##### RECORDS FOR THE EXERCISE

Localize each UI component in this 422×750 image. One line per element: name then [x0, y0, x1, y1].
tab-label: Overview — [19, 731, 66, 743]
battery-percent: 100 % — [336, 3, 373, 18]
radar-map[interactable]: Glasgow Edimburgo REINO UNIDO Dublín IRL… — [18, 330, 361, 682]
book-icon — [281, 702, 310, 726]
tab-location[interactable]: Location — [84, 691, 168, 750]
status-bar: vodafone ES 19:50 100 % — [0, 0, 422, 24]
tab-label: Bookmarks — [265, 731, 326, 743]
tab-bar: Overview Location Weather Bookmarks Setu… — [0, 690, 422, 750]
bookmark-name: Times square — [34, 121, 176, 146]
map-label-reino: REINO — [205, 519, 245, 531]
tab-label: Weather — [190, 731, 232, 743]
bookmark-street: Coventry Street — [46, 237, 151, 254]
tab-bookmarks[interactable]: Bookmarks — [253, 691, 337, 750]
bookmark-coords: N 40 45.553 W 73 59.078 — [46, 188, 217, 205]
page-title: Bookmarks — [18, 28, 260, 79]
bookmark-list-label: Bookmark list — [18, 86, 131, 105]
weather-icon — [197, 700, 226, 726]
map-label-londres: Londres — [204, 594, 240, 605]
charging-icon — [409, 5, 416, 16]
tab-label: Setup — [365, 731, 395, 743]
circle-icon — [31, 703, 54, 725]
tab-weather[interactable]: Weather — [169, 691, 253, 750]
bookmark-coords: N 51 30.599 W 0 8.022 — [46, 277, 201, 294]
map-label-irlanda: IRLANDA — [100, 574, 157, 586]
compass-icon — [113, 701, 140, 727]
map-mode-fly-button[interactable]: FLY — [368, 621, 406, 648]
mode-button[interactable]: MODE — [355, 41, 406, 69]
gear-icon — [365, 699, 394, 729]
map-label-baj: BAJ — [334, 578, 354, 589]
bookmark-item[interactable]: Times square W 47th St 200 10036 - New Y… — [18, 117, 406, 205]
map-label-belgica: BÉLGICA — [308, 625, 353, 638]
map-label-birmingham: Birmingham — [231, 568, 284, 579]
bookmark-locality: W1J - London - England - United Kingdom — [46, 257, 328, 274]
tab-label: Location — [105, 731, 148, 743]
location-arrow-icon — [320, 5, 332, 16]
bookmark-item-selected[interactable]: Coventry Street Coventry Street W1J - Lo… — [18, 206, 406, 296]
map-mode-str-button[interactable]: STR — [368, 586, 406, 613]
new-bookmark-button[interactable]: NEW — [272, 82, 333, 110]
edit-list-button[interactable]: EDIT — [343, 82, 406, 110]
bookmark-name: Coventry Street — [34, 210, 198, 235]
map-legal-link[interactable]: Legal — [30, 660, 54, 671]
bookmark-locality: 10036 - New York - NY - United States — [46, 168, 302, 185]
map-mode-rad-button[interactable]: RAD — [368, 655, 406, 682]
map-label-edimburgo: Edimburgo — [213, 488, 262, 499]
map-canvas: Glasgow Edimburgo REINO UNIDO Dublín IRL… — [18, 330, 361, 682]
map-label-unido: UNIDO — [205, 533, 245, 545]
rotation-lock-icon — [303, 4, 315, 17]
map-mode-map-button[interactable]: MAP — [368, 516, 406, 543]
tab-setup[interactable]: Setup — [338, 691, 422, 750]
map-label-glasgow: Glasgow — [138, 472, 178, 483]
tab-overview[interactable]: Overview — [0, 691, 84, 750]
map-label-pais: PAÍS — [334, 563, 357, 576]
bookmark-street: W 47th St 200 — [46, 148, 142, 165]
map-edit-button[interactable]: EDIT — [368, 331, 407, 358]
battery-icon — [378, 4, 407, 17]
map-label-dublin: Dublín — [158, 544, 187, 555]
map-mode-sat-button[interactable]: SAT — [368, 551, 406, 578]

##########

## CHALLENGE
Please filter the listing above down to each line that contains the word "Coventry", copying every such line in full.

## RIGHT ANSWER
bookmark-street: Coventry Street — [46, 237, 151, 254]
bookmark-item-selected[interactable]: Coventry Street Coventry Street W1J - Lo… — [18, 206, 406, 296]
bookmark-name: Coventry Street — [34, 210, 198, 235]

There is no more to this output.